(Exercise description)
Any picture among the records should be left out, please; retype the rest exactly.
** START OF Working data **
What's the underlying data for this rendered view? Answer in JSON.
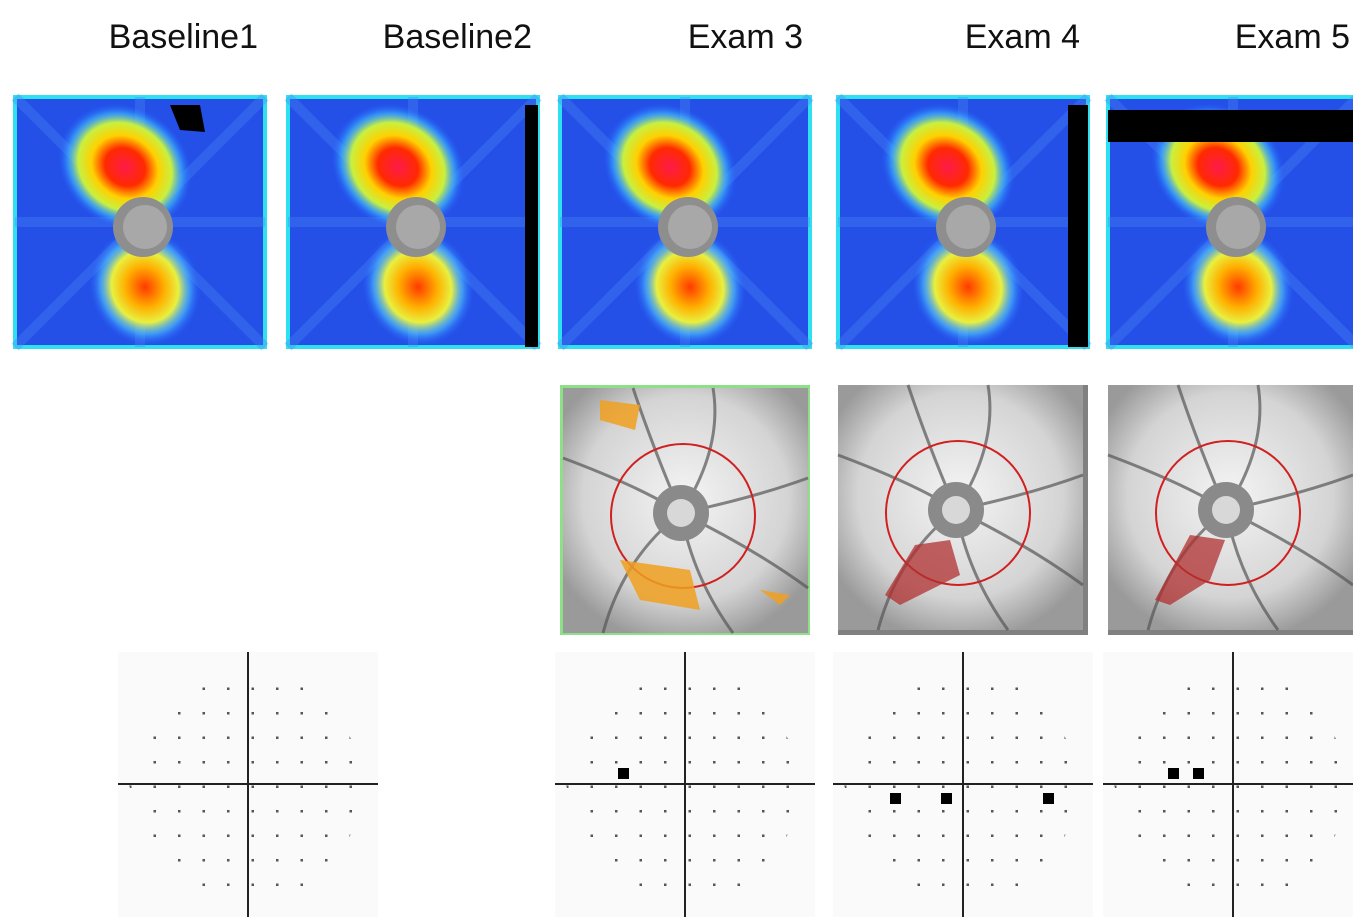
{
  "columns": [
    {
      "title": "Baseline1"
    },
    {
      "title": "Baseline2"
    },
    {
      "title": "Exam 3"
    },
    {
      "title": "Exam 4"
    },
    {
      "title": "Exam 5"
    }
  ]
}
** END OF Working data **
(Reply to the task)
What's the underlying data for this rendered view? Answer in JSON.
{
  "columns": [
    {
      "title": "Baseline1"
    },
    {
      "title": "Baseline2"
    },
    {
      "title": "Exam 3"
    },
    {
      "title": "Exam 4"
    },
    {
      "title": "Exam 5"
    }
  ]
}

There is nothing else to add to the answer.